• [Extracts from a graphics dataset]:
»»

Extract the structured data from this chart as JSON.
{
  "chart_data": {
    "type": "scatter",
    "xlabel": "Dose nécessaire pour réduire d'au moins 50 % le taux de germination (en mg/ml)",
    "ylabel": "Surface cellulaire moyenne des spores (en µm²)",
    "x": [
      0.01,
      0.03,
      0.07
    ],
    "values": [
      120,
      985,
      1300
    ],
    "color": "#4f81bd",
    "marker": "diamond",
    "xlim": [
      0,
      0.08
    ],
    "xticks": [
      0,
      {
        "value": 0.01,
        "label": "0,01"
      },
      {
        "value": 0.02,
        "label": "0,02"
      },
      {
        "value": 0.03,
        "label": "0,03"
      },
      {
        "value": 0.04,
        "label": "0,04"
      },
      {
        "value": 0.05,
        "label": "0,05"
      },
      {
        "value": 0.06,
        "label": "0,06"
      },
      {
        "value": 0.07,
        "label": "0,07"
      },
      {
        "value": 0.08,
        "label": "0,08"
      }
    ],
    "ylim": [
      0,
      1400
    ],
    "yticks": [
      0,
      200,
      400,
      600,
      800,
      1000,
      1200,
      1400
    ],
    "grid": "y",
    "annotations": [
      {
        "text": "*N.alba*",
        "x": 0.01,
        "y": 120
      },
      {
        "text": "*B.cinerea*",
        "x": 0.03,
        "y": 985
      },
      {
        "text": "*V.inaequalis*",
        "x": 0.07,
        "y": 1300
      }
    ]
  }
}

««

Copy all lines from the material that contain "text".

• [Completed task]:
        "text": "*N.alba*",
        "text": "*B.cinerea*",
        "text": "*V.inaequalis*",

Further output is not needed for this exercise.